◆ Given task
Omit all pictures, then retype the data exactly as given.
### Given data
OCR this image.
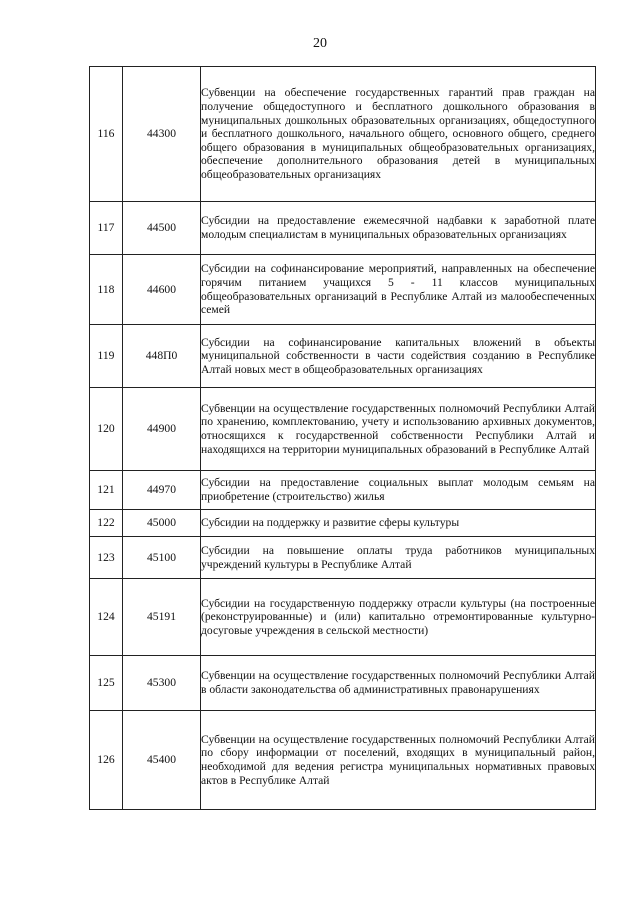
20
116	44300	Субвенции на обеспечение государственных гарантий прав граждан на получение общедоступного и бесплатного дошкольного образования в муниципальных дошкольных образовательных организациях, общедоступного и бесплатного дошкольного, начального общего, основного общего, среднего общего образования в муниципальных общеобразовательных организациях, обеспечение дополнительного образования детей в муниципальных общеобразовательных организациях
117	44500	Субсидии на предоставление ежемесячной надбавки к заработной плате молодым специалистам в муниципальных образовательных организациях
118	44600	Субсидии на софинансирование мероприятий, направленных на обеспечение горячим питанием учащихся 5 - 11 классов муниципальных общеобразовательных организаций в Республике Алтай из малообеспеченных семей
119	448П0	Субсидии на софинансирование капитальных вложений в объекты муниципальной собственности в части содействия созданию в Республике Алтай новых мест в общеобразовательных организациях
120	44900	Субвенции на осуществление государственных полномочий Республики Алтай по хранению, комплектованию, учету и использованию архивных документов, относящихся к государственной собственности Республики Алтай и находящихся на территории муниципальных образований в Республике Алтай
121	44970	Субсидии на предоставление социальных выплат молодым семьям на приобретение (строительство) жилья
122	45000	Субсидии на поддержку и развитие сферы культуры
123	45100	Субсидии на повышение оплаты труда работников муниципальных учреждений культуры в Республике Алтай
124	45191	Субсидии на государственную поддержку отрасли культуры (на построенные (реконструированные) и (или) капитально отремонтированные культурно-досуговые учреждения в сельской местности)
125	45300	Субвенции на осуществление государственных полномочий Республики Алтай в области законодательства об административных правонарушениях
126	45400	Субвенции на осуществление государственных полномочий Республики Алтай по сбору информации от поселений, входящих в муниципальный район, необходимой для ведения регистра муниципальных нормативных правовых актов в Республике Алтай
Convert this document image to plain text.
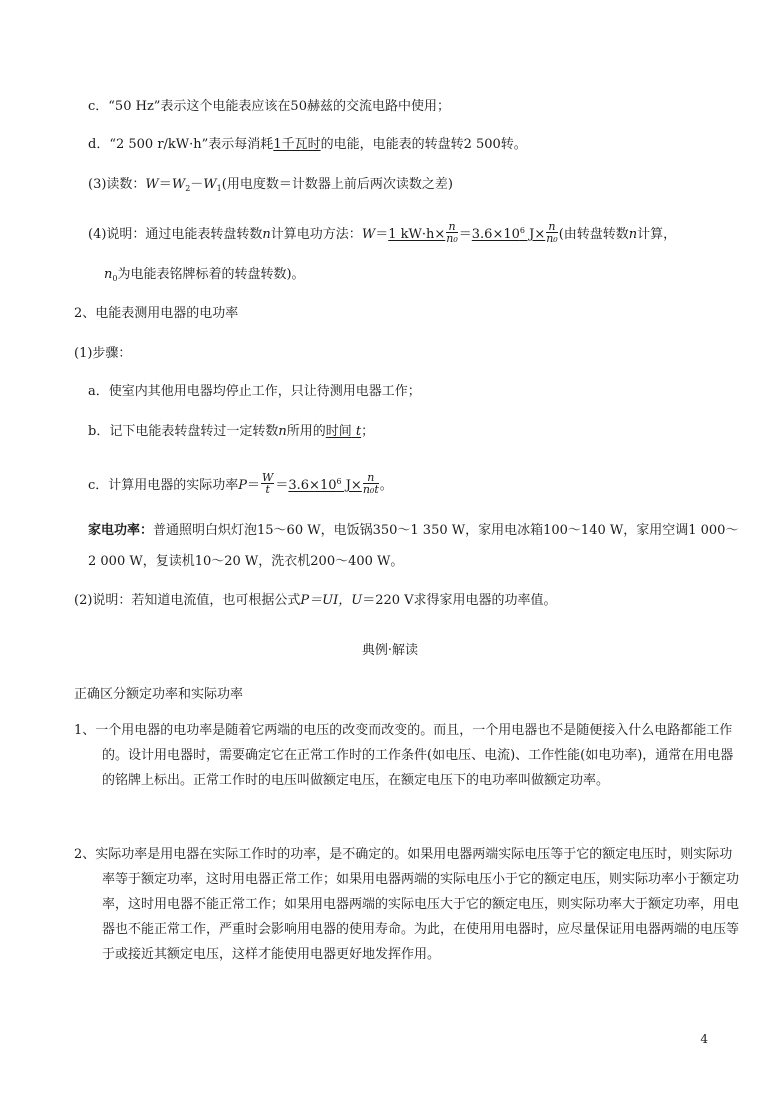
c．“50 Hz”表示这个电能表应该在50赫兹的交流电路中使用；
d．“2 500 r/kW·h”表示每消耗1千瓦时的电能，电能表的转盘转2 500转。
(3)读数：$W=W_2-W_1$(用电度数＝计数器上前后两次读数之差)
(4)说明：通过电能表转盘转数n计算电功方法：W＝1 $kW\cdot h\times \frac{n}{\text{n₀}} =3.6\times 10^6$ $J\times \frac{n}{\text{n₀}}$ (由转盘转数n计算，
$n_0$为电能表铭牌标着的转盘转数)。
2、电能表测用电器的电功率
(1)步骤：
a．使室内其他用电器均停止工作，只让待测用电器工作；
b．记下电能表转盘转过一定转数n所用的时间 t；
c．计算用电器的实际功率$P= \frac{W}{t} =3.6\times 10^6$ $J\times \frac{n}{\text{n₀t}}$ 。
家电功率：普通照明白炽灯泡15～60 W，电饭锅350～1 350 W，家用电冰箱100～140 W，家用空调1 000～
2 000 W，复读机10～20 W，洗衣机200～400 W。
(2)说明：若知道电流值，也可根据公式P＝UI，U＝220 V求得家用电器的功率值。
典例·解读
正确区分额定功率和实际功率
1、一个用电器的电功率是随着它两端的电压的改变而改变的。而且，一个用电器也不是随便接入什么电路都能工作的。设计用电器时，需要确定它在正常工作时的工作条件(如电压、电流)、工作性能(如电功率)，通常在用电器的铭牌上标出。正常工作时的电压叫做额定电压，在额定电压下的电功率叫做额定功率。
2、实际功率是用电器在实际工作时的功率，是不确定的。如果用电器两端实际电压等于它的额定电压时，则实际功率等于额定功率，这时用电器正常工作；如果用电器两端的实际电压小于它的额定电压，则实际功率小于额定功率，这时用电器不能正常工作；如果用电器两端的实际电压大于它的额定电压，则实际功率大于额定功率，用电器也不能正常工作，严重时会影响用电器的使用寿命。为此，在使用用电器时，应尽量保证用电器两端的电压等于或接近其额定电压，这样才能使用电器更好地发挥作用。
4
######
◆ Answer for the task
OCR this image.
20
116	44300	Субвенции на обеспечение государственных гарантий прав граждан на получение общедоступного и бесплатного дошкольного образования в муниципальных дошкольных образовательных организациях, общедоступного и бесплатного дошкольного, начального общего, основного общего, среднего общего образования в муниципальных общеобразовательных организациях, обеспечение дополнительного образования детей в муниципальных общеобразовательных организациях
117	44500	Субсидии на предоставление ежемесячной надбавки к заработной плате молодым специалистам в муниципальных образовательных организациях
118	44600	Субсидии на софинансирование мероприятий, направленных на обеспечение горячим питанием учащихся 5 - 11 классов муниципальных общеобразовательных организаций в Республике Алтай из малообеспеченных семей
119	448П0	Субсидии на софинансирование капитальных вложений в объекты муниципальной собственности в части содействия созданию в Республике Алтай новых мест в общеобразовательных организациях
120	44900	Субвенции на осуществление государственных полномочий Республики Алтай по хранению, комплектованию, учету и использованию архивных документов, относящихся к государственной собственности Республики Алтай и находящихся на территории муниципальных образований в Республике Алтай
121	44970	Субсидии на предоставление социальных выплат молодым семьям на приобретение (строительство) жилья
122	45000	Субсидии на поддержку и развитие сферы культуры
123	45100	Субсидии на повышение оплаты труда работников муниципальных учреждений культуры в Республике Алтай
124	45191	Субсидии на государственную поддержку отрасли культуры (на построенные (реконструированные) и (или) капитально отремонтированные культурно-досуговые учреждения в сельской местности)
125	45300	Субвенции на осуществление государственных полномочий Республики Алтай в области законодательства об административных правонарушениях
126	45400	Субвенции на осуществление государственных полномочий Республики Алтай по сбору информации от поселений, входящих в муниципальный район, необходимой для ведения регистра муниципальных нормативных правовых актов в Республике Алтай
Convert this document image to plain text.
c．“50 Hz”表示这个电能表应该在50赫兹的交流电路中使用；
d．“2 500 r/kW·h”表示每消耗1千瓦时的电能，电能表的转盘转2 500转。
(3)读数：$W=W_2-W_1$(用电度数＝计数器上前后两次读数之差)
(4)说明：通过电能表转盘转数n计算电功方法：W＝1 $kW\cdot h\times \frac{n}{\text{n₀}} =3.6\times 10^6$ $J\times \frac{n}{\text{n₀}}$ (由转盘转数n计算，
$n_0$为电能表铭牌标着的转盘转数)。
2、电能表测用电器的电功率
(1)步骤：
a．使室内其他用电器均停止工作，只让待测用电器工作；
b．记下电能表转盘转过一定转数n所用的时间 t；
c．计算用电器的实际功率$P= \frac{W}{t} =3.6\times 10^6$ $J\times \frac{n}{\text{n₀t}}$ 。
家电功率：普通照明白炽灯泡15～60 W，电饭锅350～1 350 W，家用电冰箱100～140 W，家用空调1 000～
2 000 W，复读机10～20 W，洗衣机200～400 W。
(2)说明：若知道电流值，也可根据公式P＝UI，U＝220 V求得家用电器的功率值。
典例·解读
正确区分额定功率和实际功率
1、一个用电器的电功率是随着它两端的电压的改变而改变的。而且，一个用电器也不是随便接入什么电路都能工作的。设计用电器时，需要确定它在正常工作时的工作条件(如电压、电流)、工作性能(如电功率)，通常在用电器的铭牌上标出。正常工作时的电压叫做额定电压，在额定电压下的电功率叫做额定功率。
2、实际功率是用电器在实际工作时的功率，是不确定的。如果用电器两端实际电压等于它的额定电压时，则实际功率等于额定功率，这时用电器正常工作；如果用电器两端的实际电压小于它的额定电压，则实际功率小于额定功率，这时用电器不能正常工作；如果用电器两端的实际电压大于它的额定电压，则实际功率大于额定功率，用电器也不能正常工作，严重时会影响用电器的使用寿命。为此，在使用用电器时，应尽量保证用电器两端的电压等于或接近其额定电压，这样才能使用电器更好地发挥作用。
4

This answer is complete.